• _Task details_: Within the listing below, locate all lines containing the word "State". Copy each one.

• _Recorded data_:

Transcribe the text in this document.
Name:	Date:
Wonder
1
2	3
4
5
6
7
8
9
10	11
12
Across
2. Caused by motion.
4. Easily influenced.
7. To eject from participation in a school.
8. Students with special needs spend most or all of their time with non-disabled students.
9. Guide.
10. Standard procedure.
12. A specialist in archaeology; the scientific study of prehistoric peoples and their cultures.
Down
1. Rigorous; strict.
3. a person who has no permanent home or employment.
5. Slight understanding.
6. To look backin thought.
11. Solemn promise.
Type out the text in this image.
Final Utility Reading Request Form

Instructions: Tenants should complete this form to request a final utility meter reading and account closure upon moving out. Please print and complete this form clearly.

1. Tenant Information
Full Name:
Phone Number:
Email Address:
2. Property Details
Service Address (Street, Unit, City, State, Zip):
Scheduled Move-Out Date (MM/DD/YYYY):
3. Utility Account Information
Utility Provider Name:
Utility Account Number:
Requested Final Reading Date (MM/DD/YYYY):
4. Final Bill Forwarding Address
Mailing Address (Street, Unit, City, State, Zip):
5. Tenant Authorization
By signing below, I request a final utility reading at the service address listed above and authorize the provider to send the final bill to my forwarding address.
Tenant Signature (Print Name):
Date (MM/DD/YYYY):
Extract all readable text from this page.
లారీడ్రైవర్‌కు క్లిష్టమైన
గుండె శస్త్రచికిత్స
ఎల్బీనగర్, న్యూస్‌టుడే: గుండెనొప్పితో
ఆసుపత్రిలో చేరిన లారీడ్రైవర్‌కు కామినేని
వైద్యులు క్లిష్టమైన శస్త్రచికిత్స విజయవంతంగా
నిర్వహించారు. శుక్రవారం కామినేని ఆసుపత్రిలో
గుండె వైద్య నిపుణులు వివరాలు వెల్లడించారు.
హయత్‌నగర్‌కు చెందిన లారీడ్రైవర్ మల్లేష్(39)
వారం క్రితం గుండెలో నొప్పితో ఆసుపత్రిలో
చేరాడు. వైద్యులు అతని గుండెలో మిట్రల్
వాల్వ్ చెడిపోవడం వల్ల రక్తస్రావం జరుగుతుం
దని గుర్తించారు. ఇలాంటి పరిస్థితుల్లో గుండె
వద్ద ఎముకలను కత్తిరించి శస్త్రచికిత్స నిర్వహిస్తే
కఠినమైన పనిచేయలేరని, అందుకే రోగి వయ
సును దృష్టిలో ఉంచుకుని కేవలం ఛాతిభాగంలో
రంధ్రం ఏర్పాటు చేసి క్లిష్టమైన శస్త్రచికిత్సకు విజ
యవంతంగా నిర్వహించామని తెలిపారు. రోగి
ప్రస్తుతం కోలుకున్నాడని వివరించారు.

• _Worked answer_:
Service Address (Street, Unit, City, State, Zip):
Mailing Address (Street, Unit, City, State, Zip):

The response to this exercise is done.